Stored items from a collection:
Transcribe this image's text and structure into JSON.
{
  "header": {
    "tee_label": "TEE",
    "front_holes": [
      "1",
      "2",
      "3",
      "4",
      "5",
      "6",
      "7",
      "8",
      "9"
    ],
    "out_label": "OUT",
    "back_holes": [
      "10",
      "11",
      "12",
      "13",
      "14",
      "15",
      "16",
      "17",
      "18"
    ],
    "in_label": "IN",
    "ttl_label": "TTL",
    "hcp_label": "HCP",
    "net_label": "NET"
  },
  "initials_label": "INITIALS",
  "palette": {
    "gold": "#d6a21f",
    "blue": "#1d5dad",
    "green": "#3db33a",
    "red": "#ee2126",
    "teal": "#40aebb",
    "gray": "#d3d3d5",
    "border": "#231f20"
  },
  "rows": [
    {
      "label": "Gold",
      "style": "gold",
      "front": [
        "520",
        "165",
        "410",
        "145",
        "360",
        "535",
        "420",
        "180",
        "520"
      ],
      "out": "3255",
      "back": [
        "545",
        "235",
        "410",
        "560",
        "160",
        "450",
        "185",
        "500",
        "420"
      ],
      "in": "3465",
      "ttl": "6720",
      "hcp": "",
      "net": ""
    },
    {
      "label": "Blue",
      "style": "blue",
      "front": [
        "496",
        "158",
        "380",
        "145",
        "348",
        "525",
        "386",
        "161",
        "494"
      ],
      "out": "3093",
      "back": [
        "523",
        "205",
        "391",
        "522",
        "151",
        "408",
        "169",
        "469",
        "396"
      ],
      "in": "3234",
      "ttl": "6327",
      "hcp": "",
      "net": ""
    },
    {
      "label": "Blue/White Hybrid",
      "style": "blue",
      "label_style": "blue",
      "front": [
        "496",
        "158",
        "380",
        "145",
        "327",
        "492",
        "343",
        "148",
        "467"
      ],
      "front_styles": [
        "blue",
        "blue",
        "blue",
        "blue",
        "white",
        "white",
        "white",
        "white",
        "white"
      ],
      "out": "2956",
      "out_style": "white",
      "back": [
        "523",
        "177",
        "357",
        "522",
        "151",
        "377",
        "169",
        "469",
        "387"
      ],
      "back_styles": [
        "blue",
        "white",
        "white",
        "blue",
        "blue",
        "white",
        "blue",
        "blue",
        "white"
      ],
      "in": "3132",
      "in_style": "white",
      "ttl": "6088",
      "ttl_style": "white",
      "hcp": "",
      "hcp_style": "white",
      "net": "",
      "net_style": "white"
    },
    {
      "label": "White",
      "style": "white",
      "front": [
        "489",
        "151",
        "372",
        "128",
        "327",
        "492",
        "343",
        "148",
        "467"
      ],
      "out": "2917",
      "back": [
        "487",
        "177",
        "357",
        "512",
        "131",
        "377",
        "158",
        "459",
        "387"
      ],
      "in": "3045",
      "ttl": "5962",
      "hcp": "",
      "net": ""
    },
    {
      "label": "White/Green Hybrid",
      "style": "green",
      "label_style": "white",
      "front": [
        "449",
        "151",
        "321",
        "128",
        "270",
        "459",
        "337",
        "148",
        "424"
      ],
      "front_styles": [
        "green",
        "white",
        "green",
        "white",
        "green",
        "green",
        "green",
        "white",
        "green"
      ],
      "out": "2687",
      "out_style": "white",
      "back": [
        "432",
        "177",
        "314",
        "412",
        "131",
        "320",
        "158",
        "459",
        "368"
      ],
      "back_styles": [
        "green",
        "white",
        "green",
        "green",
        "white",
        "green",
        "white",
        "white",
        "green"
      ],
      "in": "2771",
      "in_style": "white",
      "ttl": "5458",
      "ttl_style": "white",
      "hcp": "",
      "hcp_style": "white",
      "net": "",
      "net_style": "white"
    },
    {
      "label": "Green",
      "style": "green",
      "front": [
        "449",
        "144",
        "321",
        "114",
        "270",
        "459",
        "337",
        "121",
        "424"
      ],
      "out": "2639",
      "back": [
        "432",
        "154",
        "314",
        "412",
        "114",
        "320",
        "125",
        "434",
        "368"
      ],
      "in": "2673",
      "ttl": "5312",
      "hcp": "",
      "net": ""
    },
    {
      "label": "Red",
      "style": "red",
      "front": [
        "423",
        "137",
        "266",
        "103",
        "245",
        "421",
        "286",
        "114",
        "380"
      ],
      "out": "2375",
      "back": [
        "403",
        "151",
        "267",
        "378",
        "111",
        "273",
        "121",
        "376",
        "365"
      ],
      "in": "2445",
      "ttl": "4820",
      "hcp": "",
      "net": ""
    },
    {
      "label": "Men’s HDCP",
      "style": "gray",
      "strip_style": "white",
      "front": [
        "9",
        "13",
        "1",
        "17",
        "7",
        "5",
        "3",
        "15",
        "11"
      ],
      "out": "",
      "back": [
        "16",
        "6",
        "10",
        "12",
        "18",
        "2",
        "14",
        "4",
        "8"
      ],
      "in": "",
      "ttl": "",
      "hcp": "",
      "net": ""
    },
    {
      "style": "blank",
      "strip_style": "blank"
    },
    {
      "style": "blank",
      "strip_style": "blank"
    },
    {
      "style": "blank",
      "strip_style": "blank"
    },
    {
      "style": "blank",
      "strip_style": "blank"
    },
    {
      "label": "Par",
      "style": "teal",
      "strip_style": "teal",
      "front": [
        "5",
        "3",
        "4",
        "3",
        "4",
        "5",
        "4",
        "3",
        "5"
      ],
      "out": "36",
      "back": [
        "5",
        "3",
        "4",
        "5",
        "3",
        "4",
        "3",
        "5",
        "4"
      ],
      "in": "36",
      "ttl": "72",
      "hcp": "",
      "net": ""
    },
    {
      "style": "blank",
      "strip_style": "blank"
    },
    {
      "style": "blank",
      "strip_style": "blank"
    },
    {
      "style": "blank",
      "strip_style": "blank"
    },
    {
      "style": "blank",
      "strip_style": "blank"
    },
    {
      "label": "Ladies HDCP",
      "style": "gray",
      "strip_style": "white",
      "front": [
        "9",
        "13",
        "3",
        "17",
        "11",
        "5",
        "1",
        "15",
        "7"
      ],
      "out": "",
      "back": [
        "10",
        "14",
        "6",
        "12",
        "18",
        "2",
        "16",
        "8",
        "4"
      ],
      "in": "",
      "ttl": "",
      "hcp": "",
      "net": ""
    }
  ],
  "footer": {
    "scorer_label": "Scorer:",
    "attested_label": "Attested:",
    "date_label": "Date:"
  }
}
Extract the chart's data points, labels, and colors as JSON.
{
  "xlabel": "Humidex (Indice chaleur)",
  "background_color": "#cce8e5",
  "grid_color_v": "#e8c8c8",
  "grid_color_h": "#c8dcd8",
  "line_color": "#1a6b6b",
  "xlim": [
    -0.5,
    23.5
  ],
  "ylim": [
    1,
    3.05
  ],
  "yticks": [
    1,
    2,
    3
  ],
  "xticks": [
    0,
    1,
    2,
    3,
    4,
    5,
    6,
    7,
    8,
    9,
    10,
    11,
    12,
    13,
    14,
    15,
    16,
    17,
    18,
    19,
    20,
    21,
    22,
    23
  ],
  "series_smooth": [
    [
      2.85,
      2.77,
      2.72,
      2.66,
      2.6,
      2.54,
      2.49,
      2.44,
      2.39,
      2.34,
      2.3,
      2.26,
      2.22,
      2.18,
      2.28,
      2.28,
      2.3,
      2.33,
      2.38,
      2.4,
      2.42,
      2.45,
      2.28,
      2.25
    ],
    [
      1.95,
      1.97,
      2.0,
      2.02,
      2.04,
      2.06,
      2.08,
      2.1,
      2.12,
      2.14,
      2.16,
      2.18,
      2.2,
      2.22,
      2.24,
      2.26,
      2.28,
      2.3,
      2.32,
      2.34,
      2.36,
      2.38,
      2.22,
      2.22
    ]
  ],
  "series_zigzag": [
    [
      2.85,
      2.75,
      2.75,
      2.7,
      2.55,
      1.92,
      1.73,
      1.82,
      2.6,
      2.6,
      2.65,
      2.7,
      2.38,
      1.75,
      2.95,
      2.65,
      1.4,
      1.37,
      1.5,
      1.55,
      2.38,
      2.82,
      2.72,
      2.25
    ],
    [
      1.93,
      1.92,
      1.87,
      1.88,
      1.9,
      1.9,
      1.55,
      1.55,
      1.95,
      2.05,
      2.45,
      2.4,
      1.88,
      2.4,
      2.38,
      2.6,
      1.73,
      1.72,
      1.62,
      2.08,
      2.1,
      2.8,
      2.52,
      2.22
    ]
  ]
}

Prompt:
Say how many lines of the data include the string "teal". Nothing other than the number should be given.

Answer for this exercise:
3